▸ **Record list**
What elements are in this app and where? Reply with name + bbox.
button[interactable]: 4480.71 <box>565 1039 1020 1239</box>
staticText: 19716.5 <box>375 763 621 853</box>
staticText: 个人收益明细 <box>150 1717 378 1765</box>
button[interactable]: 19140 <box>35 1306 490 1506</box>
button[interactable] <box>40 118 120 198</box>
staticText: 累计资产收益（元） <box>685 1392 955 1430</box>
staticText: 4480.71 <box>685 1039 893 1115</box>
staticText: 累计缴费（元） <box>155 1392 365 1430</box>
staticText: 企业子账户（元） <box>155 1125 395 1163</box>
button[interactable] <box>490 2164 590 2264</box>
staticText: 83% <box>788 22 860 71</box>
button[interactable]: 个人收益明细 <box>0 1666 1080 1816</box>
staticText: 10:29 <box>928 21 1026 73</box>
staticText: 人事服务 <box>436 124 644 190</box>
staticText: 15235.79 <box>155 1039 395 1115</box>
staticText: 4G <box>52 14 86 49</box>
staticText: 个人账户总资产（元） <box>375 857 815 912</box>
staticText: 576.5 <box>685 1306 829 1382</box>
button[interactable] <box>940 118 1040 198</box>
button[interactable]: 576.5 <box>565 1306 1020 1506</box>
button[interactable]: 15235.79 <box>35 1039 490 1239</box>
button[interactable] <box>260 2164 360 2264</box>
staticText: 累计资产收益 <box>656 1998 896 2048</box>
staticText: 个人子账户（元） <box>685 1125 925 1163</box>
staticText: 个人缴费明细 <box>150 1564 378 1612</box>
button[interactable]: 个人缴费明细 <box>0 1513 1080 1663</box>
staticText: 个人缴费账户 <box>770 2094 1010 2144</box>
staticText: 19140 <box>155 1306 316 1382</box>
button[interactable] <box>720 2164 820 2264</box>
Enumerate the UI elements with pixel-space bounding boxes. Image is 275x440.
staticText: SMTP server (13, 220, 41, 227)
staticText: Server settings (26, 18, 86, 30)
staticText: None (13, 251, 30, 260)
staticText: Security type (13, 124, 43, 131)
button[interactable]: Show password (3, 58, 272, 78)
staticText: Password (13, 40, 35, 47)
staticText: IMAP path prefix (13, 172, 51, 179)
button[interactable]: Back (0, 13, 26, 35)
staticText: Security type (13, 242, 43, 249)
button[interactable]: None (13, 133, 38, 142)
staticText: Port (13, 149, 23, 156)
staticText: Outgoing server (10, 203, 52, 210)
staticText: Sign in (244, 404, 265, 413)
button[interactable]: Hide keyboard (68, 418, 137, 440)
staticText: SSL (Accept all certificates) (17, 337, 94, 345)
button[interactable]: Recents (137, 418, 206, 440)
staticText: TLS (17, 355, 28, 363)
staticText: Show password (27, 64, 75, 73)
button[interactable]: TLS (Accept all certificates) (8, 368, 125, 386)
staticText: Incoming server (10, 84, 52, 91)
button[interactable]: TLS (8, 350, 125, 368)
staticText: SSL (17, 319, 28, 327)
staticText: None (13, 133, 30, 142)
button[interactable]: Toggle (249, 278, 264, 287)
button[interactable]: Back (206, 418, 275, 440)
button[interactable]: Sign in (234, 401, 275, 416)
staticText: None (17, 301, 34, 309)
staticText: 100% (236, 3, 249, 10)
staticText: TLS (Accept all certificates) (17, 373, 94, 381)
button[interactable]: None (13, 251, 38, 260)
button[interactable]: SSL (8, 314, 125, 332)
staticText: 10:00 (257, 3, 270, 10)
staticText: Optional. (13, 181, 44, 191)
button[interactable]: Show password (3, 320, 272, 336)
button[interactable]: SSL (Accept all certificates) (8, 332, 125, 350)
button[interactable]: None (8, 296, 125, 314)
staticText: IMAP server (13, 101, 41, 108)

▸ **To do**
Can you copy out, word for word, the material from its first line through the line containing "staticText: 83% <box>788 22 860 71</box>", with both of those lines included?

▸ **Exercise answer**
What elements are in this app and where? Reply with name + bbox.
button[interactable]: 4480.71 <box>565 1039 1020 1239</box>
staticText: 19716.5 <box>375 763 621 853</box>
staticText: 个人收益明细 <box>150 1717 378 1765</box>
button[interactable]: 19140 <box>35 1306 490 1506</box>
button[interactable] <box>40 118 120 198</box>
staticText: 累计资产收益（元） <box>685 1392 955 1430</box>
staticText: 4480.71 <box>685 1039 893 1115</box>
staticText: 累计缴费（元） <box>155 1392 365 1430</box>
staticText: 企业子账户（元） <box>155 1125 395 1163</box>
button[interactable] <box>490 2164 590 2264</box>
staticText: 83% <box>788 22 860 71</box>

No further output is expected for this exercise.